Begin Raw data
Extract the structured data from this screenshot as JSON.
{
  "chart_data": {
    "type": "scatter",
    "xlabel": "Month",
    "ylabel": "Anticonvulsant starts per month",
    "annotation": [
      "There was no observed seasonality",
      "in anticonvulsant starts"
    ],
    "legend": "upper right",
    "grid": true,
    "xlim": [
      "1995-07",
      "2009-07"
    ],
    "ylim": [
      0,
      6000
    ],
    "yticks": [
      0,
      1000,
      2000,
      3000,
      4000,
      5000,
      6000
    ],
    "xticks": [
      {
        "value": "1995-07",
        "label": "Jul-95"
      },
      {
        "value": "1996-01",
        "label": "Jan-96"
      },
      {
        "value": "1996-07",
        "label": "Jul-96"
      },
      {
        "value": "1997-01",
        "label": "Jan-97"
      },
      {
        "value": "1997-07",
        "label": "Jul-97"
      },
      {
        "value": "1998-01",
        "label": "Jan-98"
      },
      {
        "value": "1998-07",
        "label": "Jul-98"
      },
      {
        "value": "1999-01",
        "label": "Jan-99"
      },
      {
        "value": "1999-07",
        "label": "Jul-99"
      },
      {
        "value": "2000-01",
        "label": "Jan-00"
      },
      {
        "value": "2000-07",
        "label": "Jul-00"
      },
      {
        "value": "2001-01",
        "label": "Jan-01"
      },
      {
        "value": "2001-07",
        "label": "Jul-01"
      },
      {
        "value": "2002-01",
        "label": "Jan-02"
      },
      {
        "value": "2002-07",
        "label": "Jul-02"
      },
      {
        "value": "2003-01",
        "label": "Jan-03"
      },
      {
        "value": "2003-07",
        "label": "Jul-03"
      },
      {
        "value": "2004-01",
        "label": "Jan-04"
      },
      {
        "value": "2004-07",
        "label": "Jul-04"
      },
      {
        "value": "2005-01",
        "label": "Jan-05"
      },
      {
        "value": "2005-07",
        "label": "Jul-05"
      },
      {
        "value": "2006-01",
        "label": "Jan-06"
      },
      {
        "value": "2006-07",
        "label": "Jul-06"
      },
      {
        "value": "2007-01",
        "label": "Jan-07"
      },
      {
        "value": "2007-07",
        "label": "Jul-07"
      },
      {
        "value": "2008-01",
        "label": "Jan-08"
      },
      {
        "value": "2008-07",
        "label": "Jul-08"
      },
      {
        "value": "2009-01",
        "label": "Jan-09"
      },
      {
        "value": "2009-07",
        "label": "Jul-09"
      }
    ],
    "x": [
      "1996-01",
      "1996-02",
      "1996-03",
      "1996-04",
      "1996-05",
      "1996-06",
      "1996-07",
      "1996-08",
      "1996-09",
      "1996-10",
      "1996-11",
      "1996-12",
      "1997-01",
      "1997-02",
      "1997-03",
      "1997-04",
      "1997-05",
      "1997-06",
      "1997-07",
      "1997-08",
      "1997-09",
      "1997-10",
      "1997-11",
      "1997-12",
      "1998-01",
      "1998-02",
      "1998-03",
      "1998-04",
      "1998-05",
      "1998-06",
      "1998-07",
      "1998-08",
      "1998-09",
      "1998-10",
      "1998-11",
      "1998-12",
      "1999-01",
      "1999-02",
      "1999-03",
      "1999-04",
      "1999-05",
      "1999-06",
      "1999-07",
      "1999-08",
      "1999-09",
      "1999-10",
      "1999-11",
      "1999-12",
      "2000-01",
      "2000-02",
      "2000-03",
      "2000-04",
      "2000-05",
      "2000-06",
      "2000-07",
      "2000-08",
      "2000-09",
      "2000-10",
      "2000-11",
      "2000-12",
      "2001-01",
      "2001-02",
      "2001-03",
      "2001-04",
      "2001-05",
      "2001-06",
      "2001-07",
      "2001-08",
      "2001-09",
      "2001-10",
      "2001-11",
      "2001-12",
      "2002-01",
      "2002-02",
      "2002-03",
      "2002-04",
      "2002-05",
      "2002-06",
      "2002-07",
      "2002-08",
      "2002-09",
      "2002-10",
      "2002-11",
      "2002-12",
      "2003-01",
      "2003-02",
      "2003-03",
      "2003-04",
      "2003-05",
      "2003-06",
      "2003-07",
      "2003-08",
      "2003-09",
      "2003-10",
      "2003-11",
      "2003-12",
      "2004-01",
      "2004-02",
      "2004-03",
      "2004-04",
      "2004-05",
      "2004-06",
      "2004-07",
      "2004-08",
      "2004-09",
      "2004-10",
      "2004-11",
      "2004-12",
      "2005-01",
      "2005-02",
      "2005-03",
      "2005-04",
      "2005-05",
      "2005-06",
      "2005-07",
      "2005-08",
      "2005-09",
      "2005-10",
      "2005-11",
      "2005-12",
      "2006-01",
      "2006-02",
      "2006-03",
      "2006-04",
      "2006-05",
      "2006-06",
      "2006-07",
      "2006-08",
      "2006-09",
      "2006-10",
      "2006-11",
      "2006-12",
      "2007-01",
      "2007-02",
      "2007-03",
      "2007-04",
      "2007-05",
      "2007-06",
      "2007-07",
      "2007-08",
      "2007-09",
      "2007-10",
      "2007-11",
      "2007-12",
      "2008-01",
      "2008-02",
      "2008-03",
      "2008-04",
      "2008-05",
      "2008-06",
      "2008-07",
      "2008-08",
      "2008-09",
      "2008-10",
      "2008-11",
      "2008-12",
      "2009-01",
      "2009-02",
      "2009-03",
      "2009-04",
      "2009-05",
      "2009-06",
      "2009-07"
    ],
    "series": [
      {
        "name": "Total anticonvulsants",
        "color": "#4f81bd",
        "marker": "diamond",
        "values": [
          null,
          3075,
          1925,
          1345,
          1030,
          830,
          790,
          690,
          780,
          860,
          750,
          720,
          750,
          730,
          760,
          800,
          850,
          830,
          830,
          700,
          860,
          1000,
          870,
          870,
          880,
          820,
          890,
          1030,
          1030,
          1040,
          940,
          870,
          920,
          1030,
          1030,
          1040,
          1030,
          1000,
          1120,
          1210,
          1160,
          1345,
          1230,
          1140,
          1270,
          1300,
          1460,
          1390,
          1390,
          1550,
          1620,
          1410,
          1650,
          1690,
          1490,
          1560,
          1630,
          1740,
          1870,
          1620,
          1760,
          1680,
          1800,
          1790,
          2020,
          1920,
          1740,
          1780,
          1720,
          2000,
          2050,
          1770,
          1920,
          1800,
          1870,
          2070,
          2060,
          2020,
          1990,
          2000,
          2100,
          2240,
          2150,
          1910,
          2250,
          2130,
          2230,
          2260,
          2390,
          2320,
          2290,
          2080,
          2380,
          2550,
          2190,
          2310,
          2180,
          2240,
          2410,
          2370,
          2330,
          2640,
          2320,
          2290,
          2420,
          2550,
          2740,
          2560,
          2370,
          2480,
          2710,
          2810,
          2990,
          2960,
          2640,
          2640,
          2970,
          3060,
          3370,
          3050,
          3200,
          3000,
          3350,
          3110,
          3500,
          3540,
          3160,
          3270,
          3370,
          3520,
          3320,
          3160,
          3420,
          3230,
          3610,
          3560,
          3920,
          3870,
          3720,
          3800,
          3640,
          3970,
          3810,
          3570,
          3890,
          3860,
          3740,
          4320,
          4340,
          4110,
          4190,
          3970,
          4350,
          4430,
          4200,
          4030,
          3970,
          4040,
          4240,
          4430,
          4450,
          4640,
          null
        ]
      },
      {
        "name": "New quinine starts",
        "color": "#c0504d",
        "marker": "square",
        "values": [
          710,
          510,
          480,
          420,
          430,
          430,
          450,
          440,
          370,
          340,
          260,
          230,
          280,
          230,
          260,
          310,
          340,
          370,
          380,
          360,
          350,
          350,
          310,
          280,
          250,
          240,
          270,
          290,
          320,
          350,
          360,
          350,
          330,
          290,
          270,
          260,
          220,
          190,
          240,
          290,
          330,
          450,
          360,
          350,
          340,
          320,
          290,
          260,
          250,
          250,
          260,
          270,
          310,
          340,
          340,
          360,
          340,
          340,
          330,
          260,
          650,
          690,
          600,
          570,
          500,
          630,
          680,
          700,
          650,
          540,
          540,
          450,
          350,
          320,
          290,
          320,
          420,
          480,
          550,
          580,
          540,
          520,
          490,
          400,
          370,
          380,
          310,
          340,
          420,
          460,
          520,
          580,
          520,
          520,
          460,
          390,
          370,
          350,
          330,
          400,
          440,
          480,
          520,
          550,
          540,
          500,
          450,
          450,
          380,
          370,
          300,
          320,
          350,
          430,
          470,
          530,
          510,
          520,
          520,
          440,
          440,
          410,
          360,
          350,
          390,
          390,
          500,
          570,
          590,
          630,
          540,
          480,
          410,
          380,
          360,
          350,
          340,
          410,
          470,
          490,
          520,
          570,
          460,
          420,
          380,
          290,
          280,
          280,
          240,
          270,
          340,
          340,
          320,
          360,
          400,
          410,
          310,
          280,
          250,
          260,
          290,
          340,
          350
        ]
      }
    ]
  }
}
End Raw data
Set task - Go through the material above and count the lines that contain "starts"; answer with the number alone.

Answer to the task - 3